** START MATERIAL SHOWN **
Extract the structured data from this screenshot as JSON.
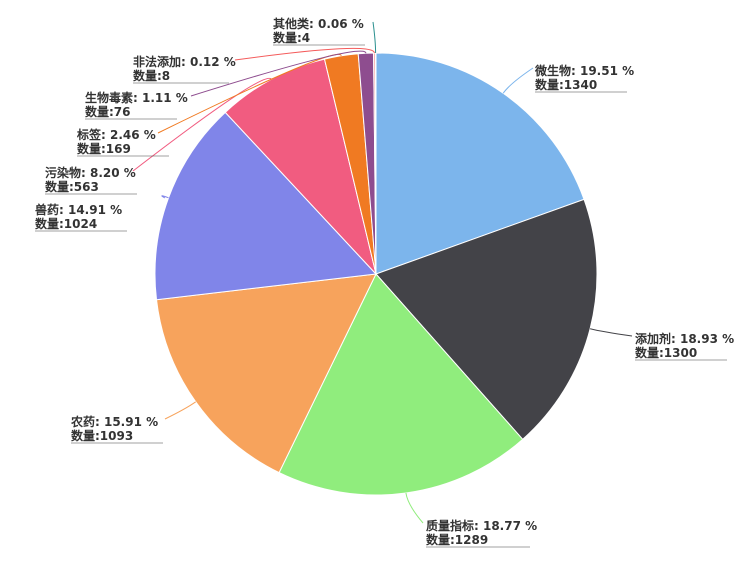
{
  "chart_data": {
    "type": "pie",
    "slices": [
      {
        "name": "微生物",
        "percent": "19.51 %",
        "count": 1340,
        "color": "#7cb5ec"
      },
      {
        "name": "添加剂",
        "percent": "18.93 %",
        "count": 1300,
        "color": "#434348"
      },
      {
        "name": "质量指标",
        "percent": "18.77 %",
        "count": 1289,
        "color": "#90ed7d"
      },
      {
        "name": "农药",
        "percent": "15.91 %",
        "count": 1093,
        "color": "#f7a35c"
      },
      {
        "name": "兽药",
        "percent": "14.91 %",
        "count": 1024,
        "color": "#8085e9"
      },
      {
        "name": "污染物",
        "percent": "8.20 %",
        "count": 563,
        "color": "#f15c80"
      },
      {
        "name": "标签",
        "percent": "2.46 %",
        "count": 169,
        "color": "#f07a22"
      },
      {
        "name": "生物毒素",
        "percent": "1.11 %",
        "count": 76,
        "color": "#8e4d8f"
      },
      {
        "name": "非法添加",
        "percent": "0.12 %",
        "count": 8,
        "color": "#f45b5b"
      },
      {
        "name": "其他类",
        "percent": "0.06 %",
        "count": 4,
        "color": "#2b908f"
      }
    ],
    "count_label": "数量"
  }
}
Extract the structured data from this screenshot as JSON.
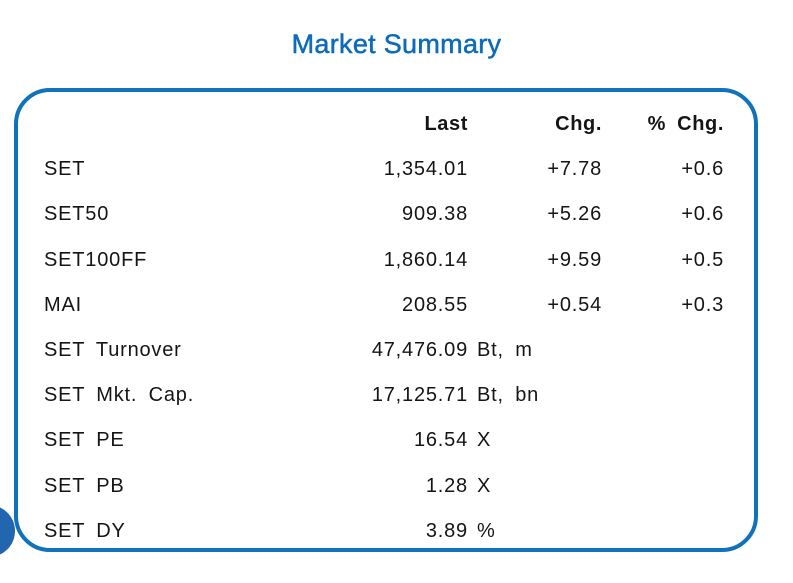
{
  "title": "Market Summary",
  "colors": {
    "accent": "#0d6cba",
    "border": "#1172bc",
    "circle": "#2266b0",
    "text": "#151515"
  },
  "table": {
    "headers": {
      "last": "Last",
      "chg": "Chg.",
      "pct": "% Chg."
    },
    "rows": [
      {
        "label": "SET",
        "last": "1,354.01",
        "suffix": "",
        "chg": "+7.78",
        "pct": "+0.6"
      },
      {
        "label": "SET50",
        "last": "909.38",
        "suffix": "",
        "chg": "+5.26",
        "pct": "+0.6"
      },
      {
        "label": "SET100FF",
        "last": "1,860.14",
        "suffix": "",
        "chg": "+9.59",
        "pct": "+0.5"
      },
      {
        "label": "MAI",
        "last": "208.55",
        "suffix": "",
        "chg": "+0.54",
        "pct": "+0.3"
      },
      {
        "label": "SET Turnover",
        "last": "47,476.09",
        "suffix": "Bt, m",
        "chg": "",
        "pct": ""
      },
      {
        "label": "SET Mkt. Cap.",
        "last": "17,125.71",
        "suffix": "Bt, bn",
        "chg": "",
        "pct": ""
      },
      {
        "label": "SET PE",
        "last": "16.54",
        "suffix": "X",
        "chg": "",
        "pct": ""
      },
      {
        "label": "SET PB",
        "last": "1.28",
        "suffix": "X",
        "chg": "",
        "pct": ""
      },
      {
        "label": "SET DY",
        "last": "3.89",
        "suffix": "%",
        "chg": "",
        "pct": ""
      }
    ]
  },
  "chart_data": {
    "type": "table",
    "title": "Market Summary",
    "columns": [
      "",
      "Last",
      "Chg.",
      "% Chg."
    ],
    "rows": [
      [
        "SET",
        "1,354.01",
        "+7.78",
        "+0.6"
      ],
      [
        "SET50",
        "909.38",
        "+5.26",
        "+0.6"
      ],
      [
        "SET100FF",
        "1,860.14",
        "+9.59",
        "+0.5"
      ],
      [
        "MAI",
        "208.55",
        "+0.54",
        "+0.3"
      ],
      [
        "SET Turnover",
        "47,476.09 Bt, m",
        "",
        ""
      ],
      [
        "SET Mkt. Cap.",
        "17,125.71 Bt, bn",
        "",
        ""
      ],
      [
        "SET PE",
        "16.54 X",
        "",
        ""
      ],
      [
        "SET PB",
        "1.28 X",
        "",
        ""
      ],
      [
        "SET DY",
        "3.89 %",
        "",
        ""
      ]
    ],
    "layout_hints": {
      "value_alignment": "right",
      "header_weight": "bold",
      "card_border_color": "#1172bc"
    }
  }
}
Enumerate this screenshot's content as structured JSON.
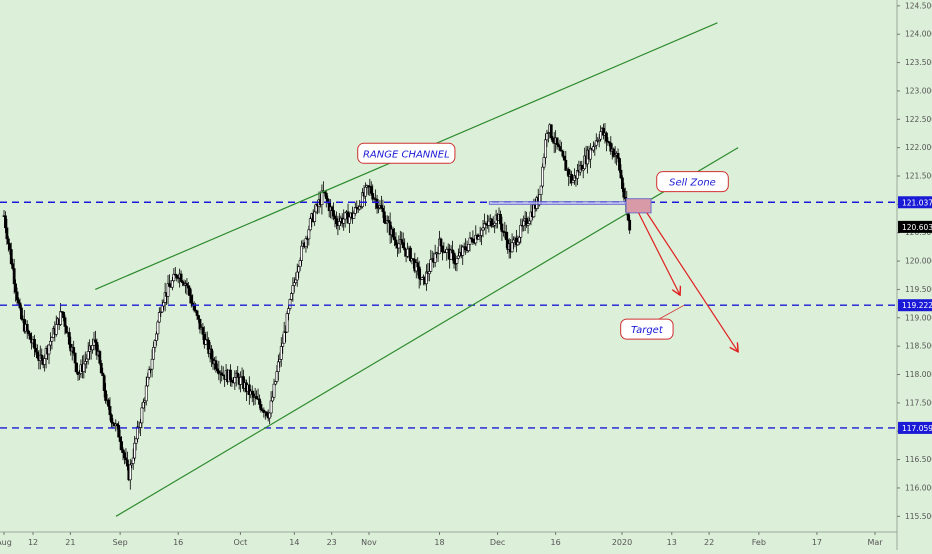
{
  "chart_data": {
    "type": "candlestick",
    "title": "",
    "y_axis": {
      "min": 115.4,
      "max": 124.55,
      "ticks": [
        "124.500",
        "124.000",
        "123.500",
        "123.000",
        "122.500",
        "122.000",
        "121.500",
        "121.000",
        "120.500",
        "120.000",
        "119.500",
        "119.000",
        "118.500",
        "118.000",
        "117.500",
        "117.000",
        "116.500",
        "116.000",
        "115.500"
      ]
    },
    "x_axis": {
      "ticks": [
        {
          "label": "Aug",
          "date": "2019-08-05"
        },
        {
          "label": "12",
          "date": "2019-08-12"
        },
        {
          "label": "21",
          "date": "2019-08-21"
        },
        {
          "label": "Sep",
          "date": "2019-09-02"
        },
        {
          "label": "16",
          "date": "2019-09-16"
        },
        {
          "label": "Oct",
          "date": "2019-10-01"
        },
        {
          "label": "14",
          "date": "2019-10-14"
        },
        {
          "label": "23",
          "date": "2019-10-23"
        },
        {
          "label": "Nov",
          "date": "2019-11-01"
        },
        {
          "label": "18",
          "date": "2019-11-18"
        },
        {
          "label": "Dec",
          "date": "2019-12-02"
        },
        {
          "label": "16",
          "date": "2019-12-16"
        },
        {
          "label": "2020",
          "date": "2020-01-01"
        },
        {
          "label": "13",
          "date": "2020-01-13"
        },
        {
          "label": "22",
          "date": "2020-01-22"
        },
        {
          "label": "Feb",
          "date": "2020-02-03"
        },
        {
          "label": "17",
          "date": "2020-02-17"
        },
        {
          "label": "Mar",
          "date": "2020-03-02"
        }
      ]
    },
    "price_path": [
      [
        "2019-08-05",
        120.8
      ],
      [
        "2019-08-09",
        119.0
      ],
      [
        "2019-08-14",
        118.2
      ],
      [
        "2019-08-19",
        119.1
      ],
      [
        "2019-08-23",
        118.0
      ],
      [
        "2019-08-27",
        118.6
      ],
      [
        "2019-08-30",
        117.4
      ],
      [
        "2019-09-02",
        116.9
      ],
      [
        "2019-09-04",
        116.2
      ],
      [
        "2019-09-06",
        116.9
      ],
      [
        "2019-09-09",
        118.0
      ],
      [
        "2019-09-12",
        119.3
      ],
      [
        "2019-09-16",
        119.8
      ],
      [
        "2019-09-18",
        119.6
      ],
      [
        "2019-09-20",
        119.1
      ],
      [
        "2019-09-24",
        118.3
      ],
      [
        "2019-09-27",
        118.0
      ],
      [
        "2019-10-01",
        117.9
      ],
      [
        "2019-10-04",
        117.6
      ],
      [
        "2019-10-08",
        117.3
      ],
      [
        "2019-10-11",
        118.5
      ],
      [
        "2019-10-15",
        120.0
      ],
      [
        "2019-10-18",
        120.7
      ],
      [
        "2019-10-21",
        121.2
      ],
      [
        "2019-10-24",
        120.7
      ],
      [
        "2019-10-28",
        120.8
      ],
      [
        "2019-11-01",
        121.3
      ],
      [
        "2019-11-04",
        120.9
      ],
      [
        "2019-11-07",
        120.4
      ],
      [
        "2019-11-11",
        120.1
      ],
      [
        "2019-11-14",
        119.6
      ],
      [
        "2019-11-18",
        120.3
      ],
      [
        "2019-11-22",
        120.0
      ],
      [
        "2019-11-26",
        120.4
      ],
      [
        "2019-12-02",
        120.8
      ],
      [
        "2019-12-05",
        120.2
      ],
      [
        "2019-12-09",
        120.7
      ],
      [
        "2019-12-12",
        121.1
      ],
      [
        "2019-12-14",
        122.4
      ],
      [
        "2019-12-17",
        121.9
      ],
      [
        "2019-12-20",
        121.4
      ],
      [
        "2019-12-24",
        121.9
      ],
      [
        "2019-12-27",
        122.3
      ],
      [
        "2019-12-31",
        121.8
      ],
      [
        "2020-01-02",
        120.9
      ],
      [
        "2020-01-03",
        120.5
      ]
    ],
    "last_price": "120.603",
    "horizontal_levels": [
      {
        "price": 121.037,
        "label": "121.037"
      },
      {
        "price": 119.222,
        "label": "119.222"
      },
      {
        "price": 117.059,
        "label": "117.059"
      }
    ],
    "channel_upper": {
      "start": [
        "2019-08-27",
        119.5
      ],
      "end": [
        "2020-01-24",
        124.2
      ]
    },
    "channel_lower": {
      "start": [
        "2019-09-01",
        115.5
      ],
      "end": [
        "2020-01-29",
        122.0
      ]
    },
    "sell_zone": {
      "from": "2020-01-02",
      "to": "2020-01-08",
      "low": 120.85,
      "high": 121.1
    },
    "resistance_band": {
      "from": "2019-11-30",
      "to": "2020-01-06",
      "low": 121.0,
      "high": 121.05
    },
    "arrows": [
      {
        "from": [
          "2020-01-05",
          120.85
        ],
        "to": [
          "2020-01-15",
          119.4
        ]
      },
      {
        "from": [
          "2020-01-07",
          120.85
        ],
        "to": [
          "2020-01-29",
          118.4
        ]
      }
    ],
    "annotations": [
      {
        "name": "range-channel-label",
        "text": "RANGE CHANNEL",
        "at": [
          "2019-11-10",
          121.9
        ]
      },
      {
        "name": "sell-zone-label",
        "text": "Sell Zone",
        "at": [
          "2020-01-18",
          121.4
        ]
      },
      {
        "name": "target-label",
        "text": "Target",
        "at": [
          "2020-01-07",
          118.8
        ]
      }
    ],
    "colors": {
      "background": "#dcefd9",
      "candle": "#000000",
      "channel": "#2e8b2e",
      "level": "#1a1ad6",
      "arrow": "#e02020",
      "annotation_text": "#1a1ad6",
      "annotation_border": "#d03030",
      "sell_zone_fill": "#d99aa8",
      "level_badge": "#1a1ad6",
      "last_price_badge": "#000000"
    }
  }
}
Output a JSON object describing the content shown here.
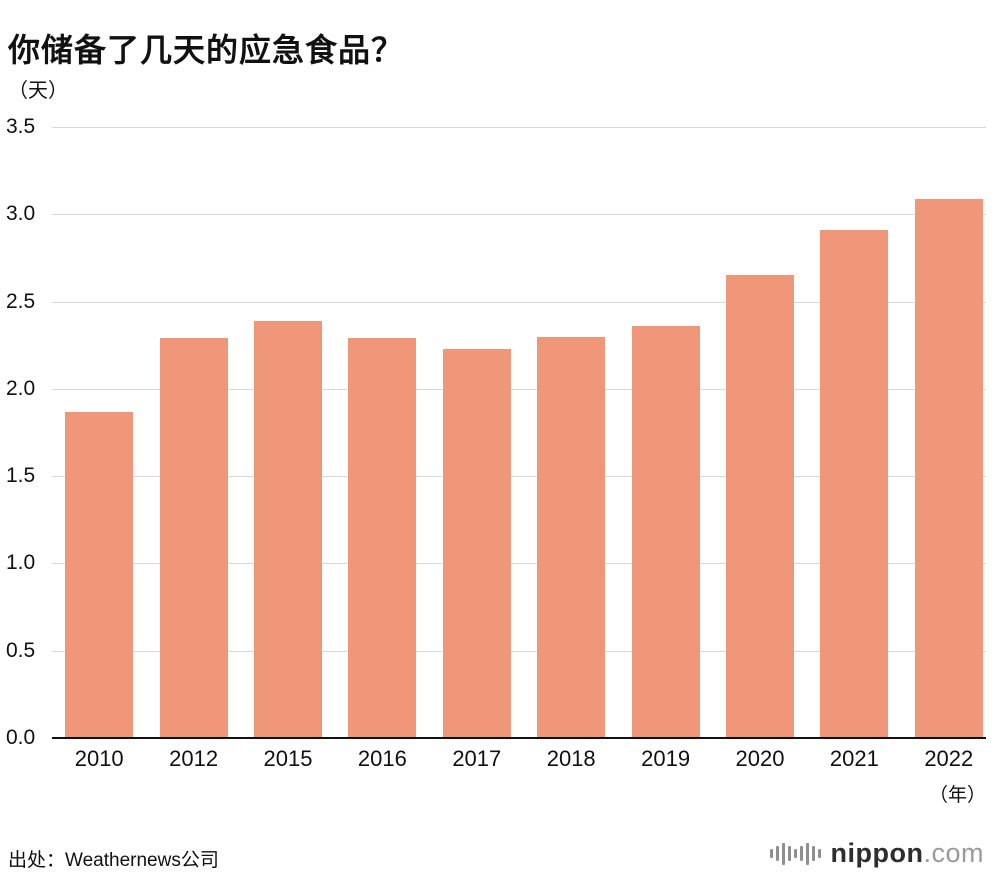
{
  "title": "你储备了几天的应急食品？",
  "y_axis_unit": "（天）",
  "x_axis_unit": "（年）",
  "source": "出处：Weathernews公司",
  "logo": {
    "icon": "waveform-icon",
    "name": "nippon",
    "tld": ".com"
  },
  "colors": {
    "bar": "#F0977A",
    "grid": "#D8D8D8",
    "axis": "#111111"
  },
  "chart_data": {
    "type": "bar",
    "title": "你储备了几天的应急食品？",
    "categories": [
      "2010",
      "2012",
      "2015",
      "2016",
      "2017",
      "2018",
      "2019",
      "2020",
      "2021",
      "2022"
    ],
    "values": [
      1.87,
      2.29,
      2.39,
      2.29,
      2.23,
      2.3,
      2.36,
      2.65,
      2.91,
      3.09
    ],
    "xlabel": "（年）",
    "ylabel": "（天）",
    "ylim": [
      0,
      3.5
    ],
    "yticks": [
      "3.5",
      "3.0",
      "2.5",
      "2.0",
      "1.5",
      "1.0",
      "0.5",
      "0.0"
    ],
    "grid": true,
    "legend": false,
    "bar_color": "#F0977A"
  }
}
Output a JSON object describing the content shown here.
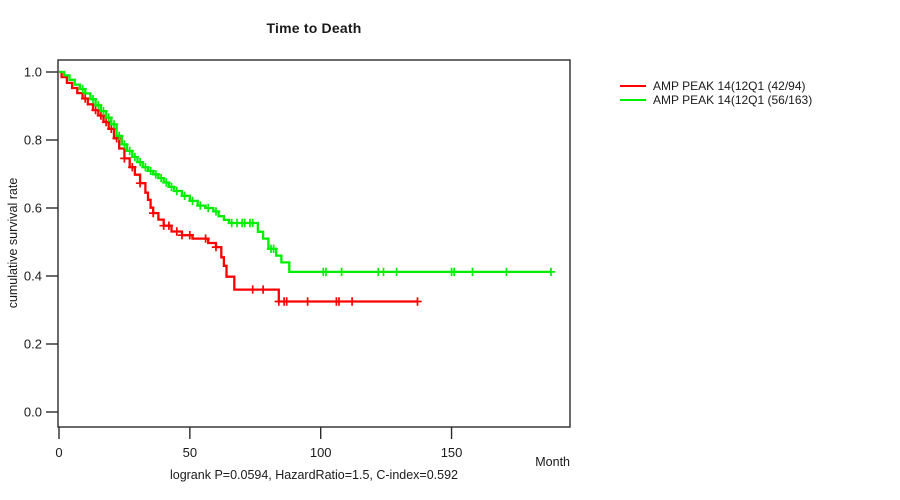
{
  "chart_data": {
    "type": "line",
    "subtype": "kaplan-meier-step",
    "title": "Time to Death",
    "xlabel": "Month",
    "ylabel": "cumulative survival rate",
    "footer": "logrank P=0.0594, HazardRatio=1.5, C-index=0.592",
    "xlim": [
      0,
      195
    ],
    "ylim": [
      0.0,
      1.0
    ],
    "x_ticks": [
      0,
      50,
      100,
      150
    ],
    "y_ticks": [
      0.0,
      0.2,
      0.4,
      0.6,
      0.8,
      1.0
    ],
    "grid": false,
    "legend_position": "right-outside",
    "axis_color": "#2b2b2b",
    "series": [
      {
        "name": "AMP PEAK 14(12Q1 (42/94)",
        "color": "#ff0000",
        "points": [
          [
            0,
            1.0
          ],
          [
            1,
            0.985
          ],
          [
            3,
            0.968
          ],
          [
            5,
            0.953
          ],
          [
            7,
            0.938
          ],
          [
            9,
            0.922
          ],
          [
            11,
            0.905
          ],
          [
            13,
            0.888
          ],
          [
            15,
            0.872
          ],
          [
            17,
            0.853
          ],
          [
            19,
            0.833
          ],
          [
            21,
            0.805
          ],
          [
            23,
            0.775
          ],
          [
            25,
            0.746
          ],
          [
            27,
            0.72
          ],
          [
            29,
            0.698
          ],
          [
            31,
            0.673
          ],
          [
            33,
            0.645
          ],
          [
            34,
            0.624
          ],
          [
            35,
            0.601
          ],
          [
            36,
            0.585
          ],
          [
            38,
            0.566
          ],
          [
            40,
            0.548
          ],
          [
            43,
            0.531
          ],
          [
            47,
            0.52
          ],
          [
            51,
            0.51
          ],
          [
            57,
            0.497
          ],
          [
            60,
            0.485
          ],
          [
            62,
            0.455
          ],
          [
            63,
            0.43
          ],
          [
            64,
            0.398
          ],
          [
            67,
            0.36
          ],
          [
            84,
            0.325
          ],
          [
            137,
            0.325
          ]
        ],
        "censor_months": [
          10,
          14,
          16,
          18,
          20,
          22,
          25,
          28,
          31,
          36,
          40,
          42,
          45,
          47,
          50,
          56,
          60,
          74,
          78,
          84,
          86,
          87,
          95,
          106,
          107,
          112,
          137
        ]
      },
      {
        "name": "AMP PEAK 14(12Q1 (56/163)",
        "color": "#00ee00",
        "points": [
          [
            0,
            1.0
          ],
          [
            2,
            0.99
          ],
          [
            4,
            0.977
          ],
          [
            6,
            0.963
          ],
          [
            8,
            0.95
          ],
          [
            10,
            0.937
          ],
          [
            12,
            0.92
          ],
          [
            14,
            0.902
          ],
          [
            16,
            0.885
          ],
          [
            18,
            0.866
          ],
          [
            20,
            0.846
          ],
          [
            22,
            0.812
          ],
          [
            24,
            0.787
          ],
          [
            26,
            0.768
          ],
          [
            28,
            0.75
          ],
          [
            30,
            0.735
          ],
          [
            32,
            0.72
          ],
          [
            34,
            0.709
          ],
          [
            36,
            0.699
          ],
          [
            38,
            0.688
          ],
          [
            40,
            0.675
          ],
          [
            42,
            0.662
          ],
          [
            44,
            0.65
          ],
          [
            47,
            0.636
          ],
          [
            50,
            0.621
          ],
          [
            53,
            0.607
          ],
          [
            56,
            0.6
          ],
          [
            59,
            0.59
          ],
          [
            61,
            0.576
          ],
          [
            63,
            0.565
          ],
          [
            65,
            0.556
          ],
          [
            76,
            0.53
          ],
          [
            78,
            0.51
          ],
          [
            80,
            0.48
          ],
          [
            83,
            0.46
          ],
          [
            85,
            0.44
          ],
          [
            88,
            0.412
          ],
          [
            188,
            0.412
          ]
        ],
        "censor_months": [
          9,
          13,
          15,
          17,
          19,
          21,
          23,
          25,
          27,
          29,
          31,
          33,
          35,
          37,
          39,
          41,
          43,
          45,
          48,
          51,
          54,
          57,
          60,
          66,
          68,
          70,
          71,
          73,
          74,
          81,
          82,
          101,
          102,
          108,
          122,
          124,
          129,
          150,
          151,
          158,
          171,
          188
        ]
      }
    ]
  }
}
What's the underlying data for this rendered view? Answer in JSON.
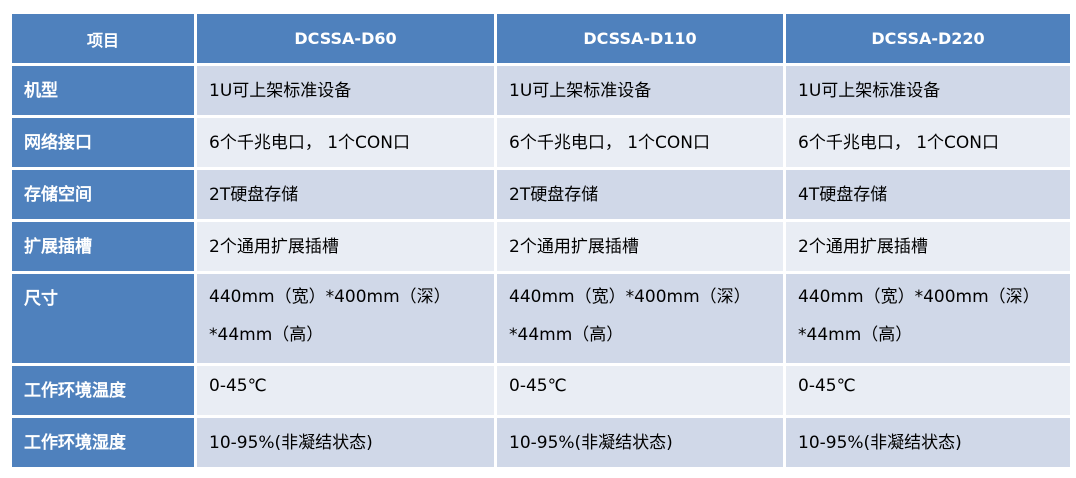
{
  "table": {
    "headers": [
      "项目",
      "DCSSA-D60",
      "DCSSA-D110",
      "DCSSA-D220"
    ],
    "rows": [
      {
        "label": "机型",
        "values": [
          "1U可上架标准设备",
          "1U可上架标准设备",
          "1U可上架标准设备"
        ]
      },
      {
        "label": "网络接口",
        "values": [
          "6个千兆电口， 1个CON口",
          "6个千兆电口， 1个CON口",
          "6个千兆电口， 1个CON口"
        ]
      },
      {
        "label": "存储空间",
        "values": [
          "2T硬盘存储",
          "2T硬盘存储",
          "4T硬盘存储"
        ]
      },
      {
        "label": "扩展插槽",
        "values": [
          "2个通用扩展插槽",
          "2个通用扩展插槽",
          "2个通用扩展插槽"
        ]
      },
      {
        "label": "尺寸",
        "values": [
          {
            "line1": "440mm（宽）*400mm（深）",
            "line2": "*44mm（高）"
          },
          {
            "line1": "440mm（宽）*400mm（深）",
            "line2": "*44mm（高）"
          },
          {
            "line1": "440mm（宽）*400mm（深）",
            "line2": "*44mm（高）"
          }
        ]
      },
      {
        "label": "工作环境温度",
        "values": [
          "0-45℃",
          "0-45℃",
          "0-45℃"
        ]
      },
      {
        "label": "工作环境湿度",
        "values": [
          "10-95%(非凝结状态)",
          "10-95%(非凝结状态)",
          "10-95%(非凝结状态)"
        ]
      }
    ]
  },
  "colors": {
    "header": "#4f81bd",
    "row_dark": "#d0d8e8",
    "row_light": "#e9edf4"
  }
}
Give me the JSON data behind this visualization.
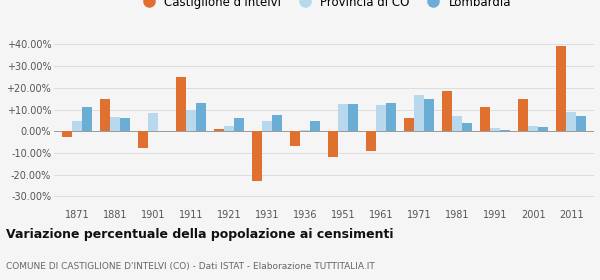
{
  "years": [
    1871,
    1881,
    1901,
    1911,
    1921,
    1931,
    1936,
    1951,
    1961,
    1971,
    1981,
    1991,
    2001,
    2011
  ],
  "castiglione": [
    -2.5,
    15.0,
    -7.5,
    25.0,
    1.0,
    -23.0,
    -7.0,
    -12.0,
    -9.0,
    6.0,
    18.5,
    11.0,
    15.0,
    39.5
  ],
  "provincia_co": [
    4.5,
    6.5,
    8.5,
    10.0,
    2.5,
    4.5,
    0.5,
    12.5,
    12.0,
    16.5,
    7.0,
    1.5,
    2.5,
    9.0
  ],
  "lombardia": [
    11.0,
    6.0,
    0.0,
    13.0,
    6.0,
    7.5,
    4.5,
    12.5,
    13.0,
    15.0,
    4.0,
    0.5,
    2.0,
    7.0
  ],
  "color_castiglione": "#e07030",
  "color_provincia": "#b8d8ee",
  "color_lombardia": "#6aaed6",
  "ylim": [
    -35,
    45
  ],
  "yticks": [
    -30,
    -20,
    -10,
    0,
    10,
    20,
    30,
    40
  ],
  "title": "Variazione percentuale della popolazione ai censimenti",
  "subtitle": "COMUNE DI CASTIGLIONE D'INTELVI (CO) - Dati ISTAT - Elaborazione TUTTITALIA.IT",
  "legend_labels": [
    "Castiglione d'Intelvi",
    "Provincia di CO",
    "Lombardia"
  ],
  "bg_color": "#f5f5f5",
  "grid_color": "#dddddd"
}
** END MATERIAL SHOWN **
• PROMPT:
Give the count of lines in the listing that hold the word "PEAK", with no other text.

• ANSWER FOR THIS EXERCISE:
2